===== DATA EXTRACT =====

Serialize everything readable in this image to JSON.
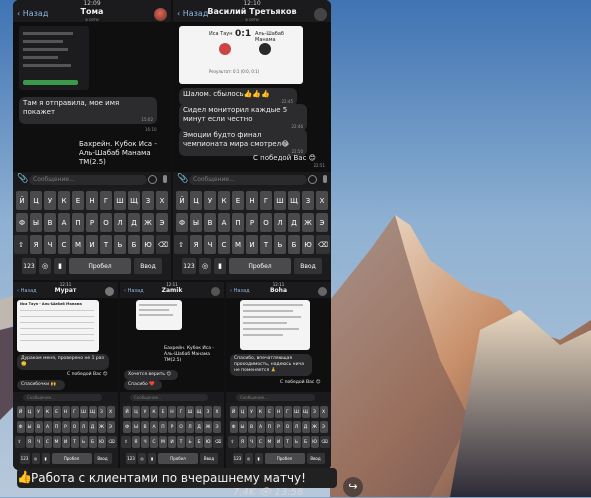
{
  "screens": {
    "tl": {
      "time": "12:09",
      "back": "Назад",
      "title": "Тома",
      "subtitle": "в сети",
      "msg1": "Там я отправила, мое имя покажет",
      "msg1_time": "15:02",
      "msg2_time": "16:10",
      "msg3": "Бахрейн. Кубок Иса - Аль-Шабаб Манама ТМ(2.5)"
    },
    "tr": {
      "time": "12:10",
      "back": "Назад",
      "title": "Василий Третьяков",
      "subtitle": "в сети",
      "score_home": "Иса Таун",
      "score": "0:1",
      "score_away": "Аль-Шабаб Манама",
      "score_result": "Результат: 0:1 (0:0, 0:1)",
      "msg1": "Шалом. сбылось👍👍👍",
      "msg1_time": "22:45",
      "msg2": "Сидел мониторил каждые 5 минут если честно",
      "msg2_time": "22:46",
      "msg3": "Эмоции будто финал чемпионата мира смотрел😂",
      "msg3_time": "22:50",
      "msg4": "С победой Вас 😊",
      "msg4_time": "22:51"
    },
    "bl": {
      "time": "12:11",
      "back": "Назад",
      "title": "Мурат",
      "subtitle": "в сети",
      "card_title": "Иса Таун - Аль-Шабаб Манама",
      "msg1": "Дураком меня, проверено не 1 раз 🙂",
      "msg1_time": "",
      "msg2": "С победой Вас 😊",
      "msg3": "Спасибочки 🙌",
      "msg3_time": ""
    },
    "bm": {
      "time": "12:11",
      "back": "Назад",
      "title": "Zamik",
      "subtitle": "в сети",
      "msg1": "Бахрейн. Кубок Иса - Аль-Шабаб Манама ТМ(2.5)",
      "msg2": "Хочется верить 😊",
      "msg3": "Спасибо ❤️"
    },
    "br": {
      "time": "12:11",
      "back": "Назад",
      "title": "Boha",
      "subtitle": "в сети",
      "msg1": "Спасибо, впечатляющая проходимость, надеюсь нича не поменяется 🙏",
      "msg2": "С победой Вас 😊"
    }
  },
  "input_placeholder": "Сообщение...",
  "keyboard": {
    "row1": [
      "Й",
      "Ц",
      "У",
      "К",
      "Е",
      "Н",
      "Г",
      "Ш",
      "Щ",
      "З",
      "Х"
    ],
    "row2": [
      "Ф",
      "Ы",
      "В",
      "А",
      "П",
      "Р",
      "О",
      "Л",
      "Д",
      "Ж",
      "Э"
    ],
    "row3": [
      "Я",
      "Ч",
      "С",
      "М",
      "И",
      "Т",
      "Ь",
      "Б",
      "Ю"
    ],
    "num_key": "123",
    "space_key": "Пробел",
    "enter_key": "Ввод"
  },
  "caption": {
    "emoji": "👍",
    "text": "Работа с клиентами по вчерашнему матчу!"
  },
  "meta": {
    "views": "7.4K",
    "time": "13:58"
  }
}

=====

-- PROBLEM STATEMENT --
Reproduce each line from the records that contains the word "победой".

-- SOLUTION FOR THIS TASK --
      "msg4": "С победой Вас 😊",
      "msg2": "С победой Вас 😊",
      "msg2": "С победой Вас 😊"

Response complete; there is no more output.